====== Listed entries ======

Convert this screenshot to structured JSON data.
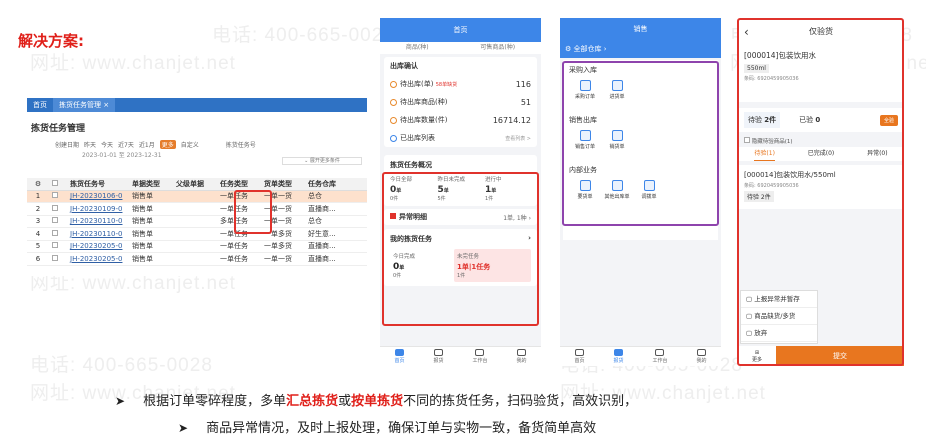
{
  "heading": "解决方案:",
  "watermark": {
    "phone": "电话: 400-665-0028",
    "site": "网址: www.chanjet.net"
  },
  "desktop": {
    "tabs": [
      "首页",
      "拣货任务管理 ×"
    ],
    "title": "拣货任务管理",
    "filter": [
      "创建日期",
      "昨天",
      "今天",
      "近7天",
      "近1月",
      "更多",
      "自定义",
      "拣货任务号"
    ],
    "dates": "2023-01-01 至 2023-12-31",
    "more_filter": "展开更多条件",
    "columns": [
      "⚙",
      "",
      "拣货任务号",
      "单据类型",
      "父级单据",
      "任务类型",
      "货单类型",
      "任务仓库"
    ],
    "rows": [
      [
        "1",
        "JH-20230106-0",
        "销售单",
        "",
        "一单任务",
        "一单一货",
        "总仓"
      ],
      [
        "2",
        "JH-20230109-0",
        "销售单",
        "",
        "一单任务",
        "一单一货",
        "直播商..."
      ],
      [
        "3",
        "JH-20230110-0",
        "销售单",
        "",
        "多单任务",
        "一单一货",
        "总仓"
      ],
      [
        "4",
        "JH-20230110-0",
        "销售单",
        "",
        "一单任务",
        "一单多货",
        "好生意..."
      ],
      [
        "5",
        "JH-20230205-0",
        "销售单",
        "",
        "一单任务",
        "一单多货",
        "直播商..."
      ],
      [
        "6",
        "JH-20230205-0",
        "销售单",
        "",
        "一单任务",
        "一单一货",
        "直播商..."
      ]
    ]
  },
  "phone1": {
    "title": "首页",
    "subtabs": [
      "商品(种)",
      "可售商品(种)"
    ],
    "outbound_title": "出库确认",
    "outbound": [
      {
        "label": "待出库(单)",
        "note": "58单缺货",
        "value": "116"
      },
      {
        "label": "待出库商品(种)",
        "note": "",
        "value": "51"
      },
      {
        "label": "待出库数量(件)",
        "note": "",
        "value": "16714.12"
      }
    ],
    "outbound_done": "已出库列表",
    "outbound_more": "查看列表 >",
    "pick_title": "拣货任务概况",
    "pick_stats": [
      {
        "label": "今日全部",
        "num": "0",
        "unit": "单",
        "sub": "0件"
      },
      {
        "label": "昨日未完成",
        "num": "5",
        "unit": "单",
        "sub": "5件"
      },
      {
        "label": "进行中",
        "num": "1",
        "unit": "单",
        "sub": "1件"
      }
    ],
    "abnormal": "异常明细",
    "abnormal_val": "1单, 1种",
    "my_title": "我的拣货任务",
    "my_stats": [
      {
        "label": "今日完成",
        "num": "0",
        "unit": "单",
        "sub": "0件"
      },
      {
        "label": "未完任务",
        "num": "1单|1任务",
        "unit": "",
        "sub": "1件"
      }
    ],
    "nav": [
      "首页",
      "报货",
      "工作台",
      "我的"
    ]
  },
  "phone2": {
    "title": "销售",
    "warehouse": "全部仓库",
    "sections": [
      {
        "name": "采购入库",
        "items": [
          "采购订单",
          "进货单"
        ]
      },
      {
        "name": "销售出库",
        "items": [
          "销售订单",
          "销货单"
        ]
      },
      {
        "name": "内部业务",
        "items": [
          "要货单",
          "其他出库单",
          "调拨单"
        ]
      }
    ],
    "nav": [
      "首页",
      "报货",
      "工作台",
      "我的"
    ]
  },
  "phone3": {
    "title": "仅验货",
    "product": "[000014]包装饮用水",
    "spec": "550ml",
    "barcode": "条码: 6920459905036",
    "pending_label": "待验",
    "pending_value": "2件",
    "checked_label": "已验",
    "checked_value": "0",
    "tag": "全验",
    "hide_done": "隐藏待验商品(1)",
    "tabs": [
      "待验(1)",
      "已完成(0)",
      "异常(0)"
    ],
    "item_title": "[000014]包装饮用水/550ml",
    "item_barcode": "条码: 6920459905036",
    "item_pending": "待验 2件",
    "menu": [
      "上报异常并暂存",
      "商品缺货/多货",
      "放弃"
    ],
    "more": "更多",
    "submit": "提交"
  },
  "bullets": [
    {
      "pre": "根据订单零碎程度，多单",
      "red1": "汇总拣货",
      "mid": "或",
      "red2": "按单拣货",
      "post": "不同的拣货任务，扫码验货，高效识别，"
    },
    {
      "pre": "商品异常情况，及时上报处理，确保订单与实物一致，备货简单高效"
    }
  ],
  "colors": {
    "accent": "#3d86e8",
    "highlight": "#e0322c",
    "orange": "#e8761f",
    "purple": "#8e44ad"
  }
}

======

*Exercise task*:
Quote the material in full and exactly; do not carry over its pictures.

*Solution*:
Convert this screenshot to structured JSON data.
{
  "heading": "解决方案:",
  "watermark": {
    "phone": "电话: 400-665-0028",
    "site": "网址: www.chanjet.net"
  },
  "desktop": {
    "tabs": [
      "首页",
      "拣货任务管理 ×"
    ],
    "title": "拣货任务管理",
    "filter": [
      "创建日期",
      "昨天",
      "今天",
      "近7天",
      "近1月",
      "更多",
      "自定义",
      "拣货任务号"
    ],
    "dates": "2023-01-01 至 2023-12-31",
    "more_filter": "展开更多条件",
    "columns": [
      "⚙",
      "",
      "拣货任务号",
      "单据类型",
      "父级单据",
      "任务类型",
      "货单类型",
      "任务仓库"
    ],
    "rows": [
      [
        "1",
        "JH-20230106-0",
        "销售单",
        "",
        "一单任务",
        "一单一货",
        "总仓"
      ],
      [
        "2",
        "JH-20230109-0",
        "销售单",
        "",
        "一单任务",
        "一单一货",
        "直播商..."
      ],
      [
        "3",
        "JH-20230110-0",
        "销售单",
        "",
        "多单任务",
        "一单一货",
        "总仓"
      ],
      [
        "4",
        "JH-20230110-0",
        "销售单",
        "",
        "一单任务",
        "一单多货",
        "好生意..."
      ],
      [
        "5",
        "JH-20230205-0",
        "销售单",
        "",
        "一单任务",
        "一单多货",
        "直播商..."
      ],
      [
        "6",
        "JH-20230205-0",
        "销售单",
        "",
        "一单任务",
        "一单一货",
        "直播商..."
      ]
    ]
  },
  "phone1": {
    "title": "首页",
    "subtabs": [
      "商品(种)",
      "可售商品(种)"
    ],
    "outbound_title": "出库确认",
    "outbound": [
      {
        "label": "待出库(单)",
        "note": "58单缺货",
        "value": "116"
      },
      {
        "label": "待出库商品(种)",
        "note": "",
        "value": "51"
      },
      {
        "label": "待出库数量(件)",
        "note": "",
        "value": "16714.12"
      }
    ],
    "outbound_done": "已出库列表",
    "outbound_more": "查看列表 >",
    "pick_title": "拣货任务概况",
    "pick_stats": [
      {
        "label": "今日全部",
        "num": "0",
        "unit": "单",
        "sub": "0件"
      },
      {
        "label": "昨日未完成",
        "num": "5",
        "unit": "单",
        "sub": "5件"
      },
      {
        "label": "进行中",
        "num": "1",
        "unit": "单",
        "sub": "1件"
      }
    ],
    "abnormal": "异常明细",
    "abnormal_val": "1单, 1种",
    "my_title": "我的拣货任务",
    "my_stats": [
      {
        "label": "今日完成",
        "num": "0",
        "unit": "单",
        "sub": "0件"
      },
      {
        "label": "未完任务",
        "num": "1单|1任务",
        "unit": "",
        "sub": "1件"
      }
    ],
    "nav": [
      "首页",
      "报货",
      "工作台",
      "我的"
    ]
  },
  "phone2": {
    "title": "销售",
    "warehouse": "全部仓库",
    "sections": [
      {
        "name": "采购入库",
        "items": [
          "采购订单",
          "进货单"
        ]
      },
      {
        "name": "销售出库",
        "items": [
          "销售订单",
          "销货单"
        ]
      },
      {
        "name": "内部业务",
        "items": [
          "要货单",
          "其他出库单",
          "调拨单"
        ]
      }
    ],
    "nav": [
      "首页",
      "报货",
      "工作台",
      "我的"
    ]
  },
  "phone3": {
    "title": "仅验货",
    "product": "[000014]包装饮用水",
    "spec": "550ml",
    "barcode": "条码: 6920459905036",
    "pending_label": "待验",
    "pending_value": "2件",
    "checked_label": "已验",
    "checked_value": "0",
    "tag": "全验",
    "hide_done": "隐藏待验商品(1)",
    "tabs": [
      "待验(1)",
      "已完成(0)",
      "异常(0)"
    ],
    "item_title": "[000014]包装饮用水/550ml",
    "item_barcode": "条码: 6920459905036",
    "item_pending": "待验 2件",
    "menu": [
      "上报异常并暂存",
      "商品缺货/多货",
      "放弃"
    ],
    "more": "更多",
    "submit": "提交"
  },
  "bullets": [
    {
      "pre": "根据订单零碎程度，多单",
      "red1": "汇总拣货",
      "mid": "或",
      "red2": "按单拣货",
      "post": "不同的拣货任务，扫码验货，高效识别，"
    },
    {
      "pre": "商品异常情况，及时上报处理，确保订单与实物一致，备货简单高效"
    }
  ],
  "colors": {
    "accent": "#3d86e8",
    "highlight": "#e0322c",
    "orange": "#e8761f",
    "purple": "#8e44ad"
  }
}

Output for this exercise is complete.